**GIVEN INSTRUCTION**
Only the number is wanted: how many lines of these entries contain the word "ಬದನಗ"?

═════ TASK INPUT

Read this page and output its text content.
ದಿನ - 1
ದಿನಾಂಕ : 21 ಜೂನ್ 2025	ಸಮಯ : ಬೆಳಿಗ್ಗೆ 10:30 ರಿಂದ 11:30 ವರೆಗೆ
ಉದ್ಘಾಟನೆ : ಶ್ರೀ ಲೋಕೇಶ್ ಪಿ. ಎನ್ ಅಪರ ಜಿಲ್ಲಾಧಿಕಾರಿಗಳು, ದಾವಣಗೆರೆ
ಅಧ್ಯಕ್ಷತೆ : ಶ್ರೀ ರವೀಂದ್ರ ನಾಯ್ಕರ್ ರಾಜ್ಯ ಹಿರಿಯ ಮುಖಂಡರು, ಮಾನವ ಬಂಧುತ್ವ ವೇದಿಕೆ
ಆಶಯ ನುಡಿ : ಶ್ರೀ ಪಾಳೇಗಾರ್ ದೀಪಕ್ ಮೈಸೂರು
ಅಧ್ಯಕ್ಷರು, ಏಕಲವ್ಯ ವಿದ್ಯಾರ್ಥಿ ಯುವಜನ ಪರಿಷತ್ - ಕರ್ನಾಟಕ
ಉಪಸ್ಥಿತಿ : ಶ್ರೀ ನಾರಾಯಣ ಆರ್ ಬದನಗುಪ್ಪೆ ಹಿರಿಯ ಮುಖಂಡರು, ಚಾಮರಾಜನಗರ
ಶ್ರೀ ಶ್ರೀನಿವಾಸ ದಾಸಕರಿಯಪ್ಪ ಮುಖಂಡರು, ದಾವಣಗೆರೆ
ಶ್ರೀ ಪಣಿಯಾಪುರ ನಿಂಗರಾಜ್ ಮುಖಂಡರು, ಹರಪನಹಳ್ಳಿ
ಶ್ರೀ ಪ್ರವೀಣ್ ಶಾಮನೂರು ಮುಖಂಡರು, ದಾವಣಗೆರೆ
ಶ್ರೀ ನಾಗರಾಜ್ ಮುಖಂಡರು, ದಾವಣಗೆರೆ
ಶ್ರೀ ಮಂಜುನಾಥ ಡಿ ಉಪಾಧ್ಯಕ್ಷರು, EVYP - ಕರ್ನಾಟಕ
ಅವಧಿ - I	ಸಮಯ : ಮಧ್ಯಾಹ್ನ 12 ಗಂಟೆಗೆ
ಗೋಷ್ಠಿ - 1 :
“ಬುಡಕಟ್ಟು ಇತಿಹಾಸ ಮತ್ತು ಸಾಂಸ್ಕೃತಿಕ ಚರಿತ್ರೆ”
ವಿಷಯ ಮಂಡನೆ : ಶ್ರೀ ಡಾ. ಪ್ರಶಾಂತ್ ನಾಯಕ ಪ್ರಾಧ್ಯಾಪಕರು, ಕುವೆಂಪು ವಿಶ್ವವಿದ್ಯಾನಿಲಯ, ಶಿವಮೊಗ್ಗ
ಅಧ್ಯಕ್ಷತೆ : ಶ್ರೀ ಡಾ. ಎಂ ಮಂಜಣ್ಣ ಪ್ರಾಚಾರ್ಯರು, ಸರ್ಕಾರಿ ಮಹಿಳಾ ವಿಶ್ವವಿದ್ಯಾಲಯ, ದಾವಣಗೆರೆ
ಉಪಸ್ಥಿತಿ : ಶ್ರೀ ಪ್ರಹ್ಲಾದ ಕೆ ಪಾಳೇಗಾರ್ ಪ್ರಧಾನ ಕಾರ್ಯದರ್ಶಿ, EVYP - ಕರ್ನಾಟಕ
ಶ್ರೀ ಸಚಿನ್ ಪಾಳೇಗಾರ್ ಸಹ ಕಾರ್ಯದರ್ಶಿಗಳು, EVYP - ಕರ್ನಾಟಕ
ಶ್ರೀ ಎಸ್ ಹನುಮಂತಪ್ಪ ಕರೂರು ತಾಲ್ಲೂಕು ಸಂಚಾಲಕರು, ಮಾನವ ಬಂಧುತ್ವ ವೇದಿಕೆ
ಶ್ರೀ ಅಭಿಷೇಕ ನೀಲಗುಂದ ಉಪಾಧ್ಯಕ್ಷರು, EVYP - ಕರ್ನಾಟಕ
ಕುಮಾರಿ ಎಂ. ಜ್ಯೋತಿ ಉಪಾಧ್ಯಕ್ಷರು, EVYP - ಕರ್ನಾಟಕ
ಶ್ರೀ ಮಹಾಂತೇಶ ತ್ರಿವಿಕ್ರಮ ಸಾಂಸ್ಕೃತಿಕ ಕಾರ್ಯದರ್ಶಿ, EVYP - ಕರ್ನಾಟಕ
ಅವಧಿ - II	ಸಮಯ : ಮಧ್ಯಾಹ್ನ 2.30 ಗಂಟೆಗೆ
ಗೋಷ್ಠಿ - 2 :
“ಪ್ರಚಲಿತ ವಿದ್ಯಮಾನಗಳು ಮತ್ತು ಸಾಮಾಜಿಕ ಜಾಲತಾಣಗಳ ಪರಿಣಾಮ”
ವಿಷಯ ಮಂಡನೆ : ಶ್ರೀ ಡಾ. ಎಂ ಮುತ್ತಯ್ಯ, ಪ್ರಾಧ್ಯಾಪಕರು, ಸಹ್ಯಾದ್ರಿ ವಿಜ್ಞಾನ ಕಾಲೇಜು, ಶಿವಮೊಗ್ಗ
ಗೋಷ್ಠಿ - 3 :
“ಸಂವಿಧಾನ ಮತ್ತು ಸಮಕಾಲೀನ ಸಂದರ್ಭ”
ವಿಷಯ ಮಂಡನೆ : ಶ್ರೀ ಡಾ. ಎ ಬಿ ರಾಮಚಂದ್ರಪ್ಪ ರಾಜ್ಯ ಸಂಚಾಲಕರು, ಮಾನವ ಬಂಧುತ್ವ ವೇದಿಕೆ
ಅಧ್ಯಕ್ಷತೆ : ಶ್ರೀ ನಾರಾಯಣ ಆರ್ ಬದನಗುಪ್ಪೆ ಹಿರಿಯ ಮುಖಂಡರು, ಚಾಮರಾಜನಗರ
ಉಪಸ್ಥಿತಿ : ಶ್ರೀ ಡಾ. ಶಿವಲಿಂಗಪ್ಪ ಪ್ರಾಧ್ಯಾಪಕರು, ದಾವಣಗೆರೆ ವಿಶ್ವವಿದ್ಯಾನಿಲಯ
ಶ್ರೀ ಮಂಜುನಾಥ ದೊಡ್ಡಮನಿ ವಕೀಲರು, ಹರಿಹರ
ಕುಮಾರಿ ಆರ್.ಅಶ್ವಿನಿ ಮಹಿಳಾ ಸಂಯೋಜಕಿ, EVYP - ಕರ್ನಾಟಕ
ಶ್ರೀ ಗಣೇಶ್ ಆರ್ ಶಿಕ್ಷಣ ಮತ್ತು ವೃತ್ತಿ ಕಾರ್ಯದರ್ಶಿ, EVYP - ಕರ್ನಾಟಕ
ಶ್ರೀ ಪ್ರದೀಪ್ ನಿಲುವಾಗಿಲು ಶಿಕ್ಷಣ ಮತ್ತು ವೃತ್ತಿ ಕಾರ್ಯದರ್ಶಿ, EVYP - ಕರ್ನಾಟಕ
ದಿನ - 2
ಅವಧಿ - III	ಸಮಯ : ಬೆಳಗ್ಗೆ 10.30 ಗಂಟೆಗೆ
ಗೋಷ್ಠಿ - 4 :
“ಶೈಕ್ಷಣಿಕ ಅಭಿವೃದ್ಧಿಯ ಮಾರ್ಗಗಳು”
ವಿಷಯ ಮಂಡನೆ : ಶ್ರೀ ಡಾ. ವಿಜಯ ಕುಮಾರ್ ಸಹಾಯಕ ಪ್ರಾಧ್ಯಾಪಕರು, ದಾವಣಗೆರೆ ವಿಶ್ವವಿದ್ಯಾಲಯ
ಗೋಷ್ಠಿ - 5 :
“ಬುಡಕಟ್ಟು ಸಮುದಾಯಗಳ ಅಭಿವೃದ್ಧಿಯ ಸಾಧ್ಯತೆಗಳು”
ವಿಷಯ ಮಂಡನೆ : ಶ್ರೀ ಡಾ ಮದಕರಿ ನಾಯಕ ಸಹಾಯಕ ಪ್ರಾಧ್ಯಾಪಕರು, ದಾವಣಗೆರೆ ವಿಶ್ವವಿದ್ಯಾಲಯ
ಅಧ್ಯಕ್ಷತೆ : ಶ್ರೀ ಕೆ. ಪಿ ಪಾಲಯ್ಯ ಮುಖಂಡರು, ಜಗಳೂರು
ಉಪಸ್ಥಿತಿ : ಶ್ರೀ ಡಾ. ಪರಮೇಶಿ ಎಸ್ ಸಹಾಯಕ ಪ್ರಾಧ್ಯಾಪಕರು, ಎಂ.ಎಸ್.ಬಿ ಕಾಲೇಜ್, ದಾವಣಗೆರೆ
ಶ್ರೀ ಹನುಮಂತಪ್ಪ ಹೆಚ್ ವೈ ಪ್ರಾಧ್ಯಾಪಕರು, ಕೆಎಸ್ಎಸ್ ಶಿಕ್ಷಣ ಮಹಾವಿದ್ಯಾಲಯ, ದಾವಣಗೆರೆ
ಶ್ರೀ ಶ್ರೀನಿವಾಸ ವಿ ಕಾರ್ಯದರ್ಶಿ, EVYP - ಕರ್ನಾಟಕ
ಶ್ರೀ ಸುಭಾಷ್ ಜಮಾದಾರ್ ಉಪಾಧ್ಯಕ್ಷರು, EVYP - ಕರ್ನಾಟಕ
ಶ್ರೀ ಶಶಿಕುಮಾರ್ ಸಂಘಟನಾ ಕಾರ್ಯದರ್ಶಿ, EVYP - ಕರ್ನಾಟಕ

══════════

**ANSWER BELOW**
2